SUPPLIED MATERIAL
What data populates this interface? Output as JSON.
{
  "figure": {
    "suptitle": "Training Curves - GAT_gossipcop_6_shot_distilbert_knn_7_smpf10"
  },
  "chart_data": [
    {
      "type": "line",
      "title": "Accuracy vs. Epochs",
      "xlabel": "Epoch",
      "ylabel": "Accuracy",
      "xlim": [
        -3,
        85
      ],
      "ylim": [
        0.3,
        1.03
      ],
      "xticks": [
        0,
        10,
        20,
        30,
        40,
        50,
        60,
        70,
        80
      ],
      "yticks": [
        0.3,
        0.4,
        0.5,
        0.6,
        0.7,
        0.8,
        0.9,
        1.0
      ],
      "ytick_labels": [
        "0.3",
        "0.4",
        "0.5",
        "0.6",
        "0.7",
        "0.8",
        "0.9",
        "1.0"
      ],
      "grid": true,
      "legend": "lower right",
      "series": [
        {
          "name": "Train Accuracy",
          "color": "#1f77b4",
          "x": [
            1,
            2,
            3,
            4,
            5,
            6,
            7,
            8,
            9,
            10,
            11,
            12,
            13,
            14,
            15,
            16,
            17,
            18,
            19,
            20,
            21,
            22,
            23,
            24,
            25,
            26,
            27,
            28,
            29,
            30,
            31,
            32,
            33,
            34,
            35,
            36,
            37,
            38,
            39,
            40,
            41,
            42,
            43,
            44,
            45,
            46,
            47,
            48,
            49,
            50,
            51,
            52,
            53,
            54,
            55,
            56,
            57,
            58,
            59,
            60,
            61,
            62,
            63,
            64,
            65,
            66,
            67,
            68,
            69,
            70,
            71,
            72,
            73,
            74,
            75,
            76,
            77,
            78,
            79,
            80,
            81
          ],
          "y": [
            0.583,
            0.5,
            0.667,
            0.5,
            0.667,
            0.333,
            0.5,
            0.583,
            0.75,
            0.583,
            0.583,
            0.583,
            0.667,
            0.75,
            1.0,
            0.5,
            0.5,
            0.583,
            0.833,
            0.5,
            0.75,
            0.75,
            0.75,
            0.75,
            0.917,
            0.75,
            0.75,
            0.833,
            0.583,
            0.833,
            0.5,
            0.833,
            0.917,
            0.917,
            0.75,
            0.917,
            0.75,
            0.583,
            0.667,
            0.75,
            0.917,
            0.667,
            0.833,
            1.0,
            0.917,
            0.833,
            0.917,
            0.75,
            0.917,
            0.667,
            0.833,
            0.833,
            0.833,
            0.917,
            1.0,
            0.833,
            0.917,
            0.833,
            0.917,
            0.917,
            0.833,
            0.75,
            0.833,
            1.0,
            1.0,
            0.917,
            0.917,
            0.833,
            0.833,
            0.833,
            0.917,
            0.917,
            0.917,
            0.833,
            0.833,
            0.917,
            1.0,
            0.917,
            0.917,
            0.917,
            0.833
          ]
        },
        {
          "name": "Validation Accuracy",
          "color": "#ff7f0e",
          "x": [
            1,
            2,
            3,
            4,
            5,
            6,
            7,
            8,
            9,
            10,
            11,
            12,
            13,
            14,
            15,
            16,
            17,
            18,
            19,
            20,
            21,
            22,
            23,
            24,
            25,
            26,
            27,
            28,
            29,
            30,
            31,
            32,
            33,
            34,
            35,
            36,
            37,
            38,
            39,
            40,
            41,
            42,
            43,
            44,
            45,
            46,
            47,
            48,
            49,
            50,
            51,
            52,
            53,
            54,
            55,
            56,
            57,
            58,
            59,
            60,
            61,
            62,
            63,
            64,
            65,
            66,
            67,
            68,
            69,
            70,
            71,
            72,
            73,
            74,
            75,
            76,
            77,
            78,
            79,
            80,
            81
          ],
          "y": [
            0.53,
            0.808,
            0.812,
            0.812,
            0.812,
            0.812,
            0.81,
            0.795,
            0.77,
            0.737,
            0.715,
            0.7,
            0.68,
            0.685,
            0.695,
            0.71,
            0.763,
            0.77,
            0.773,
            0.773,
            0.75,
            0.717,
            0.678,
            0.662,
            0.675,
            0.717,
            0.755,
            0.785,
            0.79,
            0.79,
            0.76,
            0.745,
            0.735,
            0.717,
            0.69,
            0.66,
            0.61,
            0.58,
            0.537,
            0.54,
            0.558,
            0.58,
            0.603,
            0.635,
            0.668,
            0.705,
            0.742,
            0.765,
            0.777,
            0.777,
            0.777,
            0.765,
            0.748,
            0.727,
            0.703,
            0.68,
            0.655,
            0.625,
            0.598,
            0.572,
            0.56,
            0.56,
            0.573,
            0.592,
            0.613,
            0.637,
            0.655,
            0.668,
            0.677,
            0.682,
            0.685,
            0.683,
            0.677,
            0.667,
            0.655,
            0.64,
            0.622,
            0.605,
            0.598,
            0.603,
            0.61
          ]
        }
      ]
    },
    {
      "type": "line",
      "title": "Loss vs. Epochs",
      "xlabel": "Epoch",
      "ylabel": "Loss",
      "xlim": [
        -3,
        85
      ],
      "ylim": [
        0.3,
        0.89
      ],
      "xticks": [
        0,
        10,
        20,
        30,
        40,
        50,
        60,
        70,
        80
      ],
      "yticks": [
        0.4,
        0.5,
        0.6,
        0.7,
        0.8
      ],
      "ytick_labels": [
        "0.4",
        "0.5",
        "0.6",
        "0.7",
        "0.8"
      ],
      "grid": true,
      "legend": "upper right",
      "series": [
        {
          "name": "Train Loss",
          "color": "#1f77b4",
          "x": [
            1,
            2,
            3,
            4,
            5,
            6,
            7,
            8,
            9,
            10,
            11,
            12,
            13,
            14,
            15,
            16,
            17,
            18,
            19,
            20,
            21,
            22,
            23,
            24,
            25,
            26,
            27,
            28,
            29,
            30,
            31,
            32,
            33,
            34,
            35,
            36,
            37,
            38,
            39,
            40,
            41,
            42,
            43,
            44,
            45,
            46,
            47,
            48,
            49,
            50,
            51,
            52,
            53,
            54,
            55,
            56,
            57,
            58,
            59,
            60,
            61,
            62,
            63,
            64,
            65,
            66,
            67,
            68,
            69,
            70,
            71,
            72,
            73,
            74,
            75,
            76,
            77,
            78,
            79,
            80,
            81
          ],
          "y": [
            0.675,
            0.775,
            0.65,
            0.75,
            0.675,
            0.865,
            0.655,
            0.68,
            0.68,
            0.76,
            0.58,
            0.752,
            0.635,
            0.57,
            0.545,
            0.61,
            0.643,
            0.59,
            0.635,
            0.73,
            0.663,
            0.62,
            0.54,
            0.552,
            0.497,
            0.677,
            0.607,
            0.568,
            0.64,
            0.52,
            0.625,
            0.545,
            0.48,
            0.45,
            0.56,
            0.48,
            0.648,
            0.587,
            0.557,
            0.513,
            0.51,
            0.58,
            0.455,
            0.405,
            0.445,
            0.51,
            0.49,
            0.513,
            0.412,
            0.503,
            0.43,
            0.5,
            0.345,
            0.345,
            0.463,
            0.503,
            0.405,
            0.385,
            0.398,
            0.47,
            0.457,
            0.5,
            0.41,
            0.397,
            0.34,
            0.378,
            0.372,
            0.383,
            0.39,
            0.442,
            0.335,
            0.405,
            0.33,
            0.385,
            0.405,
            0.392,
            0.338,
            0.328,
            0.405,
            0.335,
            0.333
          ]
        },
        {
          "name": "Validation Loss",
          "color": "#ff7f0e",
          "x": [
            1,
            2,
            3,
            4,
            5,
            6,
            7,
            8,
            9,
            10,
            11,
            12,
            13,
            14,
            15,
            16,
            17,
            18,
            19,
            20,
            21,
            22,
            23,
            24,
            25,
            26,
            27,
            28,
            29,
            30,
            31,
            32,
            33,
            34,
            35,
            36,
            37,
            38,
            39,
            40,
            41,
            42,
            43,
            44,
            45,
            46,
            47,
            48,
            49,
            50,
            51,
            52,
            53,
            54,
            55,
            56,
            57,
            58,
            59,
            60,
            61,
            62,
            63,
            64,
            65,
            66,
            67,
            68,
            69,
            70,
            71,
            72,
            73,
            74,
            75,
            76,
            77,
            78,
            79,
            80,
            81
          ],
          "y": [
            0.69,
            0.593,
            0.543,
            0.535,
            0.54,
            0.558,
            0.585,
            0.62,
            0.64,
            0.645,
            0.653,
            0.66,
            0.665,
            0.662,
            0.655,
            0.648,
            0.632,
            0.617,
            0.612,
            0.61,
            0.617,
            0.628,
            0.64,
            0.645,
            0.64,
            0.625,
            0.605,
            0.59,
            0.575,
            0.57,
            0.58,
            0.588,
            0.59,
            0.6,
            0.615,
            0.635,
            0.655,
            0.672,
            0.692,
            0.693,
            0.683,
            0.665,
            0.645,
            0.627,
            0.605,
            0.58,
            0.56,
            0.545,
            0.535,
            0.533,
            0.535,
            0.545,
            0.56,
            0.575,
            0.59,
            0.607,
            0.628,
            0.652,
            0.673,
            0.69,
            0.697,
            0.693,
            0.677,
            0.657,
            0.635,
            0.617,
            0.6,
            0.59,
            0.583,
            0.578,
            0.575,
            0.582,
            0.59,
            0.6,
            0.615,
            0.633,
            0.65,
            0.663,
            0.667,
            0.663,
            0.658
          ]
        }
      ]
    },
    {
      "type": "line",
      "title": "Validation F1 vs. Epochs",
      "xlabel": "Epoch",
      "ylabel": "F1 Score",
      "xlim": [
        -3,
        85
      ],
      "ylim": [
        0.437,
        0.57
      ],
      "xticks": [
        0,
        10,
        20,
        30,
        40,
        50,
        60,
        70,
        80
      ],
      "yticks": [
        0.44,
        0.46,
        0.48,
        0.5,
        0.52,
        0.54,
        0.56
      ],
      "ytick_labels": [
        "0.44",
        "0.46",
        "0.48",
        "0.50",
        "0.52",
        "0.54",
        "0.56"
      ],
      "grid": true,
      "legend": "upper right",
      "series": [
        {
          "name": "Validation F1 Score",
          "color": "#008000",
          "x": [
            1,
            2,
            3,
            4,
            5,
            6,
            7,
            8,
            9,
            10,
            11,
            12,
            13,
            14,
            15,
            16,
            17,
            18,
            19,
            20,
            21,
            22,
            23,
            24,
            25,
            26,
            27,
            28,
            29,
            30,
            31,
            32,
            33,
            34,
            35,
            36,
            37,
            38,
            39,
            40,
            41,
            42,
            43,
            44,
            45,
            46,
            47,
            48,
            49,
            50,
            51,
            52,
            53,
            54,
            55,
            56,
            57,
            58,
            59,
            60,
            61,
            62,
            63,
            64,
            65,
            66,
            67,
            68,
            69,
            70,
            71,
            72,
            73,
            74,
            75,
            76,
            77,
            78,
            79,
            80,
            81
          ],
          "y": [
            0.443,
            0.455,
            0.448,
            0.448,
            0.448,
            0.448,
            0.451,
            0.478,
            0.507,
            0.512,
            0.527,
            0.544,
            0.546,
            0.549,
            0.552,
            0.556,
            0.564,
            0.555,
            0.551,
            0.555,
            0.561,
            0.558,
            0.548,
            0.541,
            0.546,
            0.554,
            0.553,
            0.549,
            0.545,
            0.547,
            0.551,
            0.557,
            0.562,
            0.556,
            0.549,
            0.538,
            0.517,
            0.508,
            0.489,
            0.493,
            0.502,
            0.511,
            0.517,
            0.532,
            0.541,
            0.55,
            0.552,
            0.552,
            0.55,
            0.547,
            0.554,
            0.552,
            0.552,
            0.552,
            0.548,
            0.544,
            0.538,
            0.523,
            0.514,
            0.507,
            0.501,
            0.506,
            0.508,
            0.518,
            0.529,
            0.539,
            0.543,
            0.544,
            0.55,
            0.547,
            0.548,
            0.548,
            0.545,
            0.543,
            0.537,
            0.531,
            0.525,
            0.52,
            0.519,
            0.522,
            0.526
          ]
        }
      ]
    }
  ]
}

STATED PROBLEM
Tally the lines above containing "Score". Answer with the count only.

COMPLETE RESPONSE
2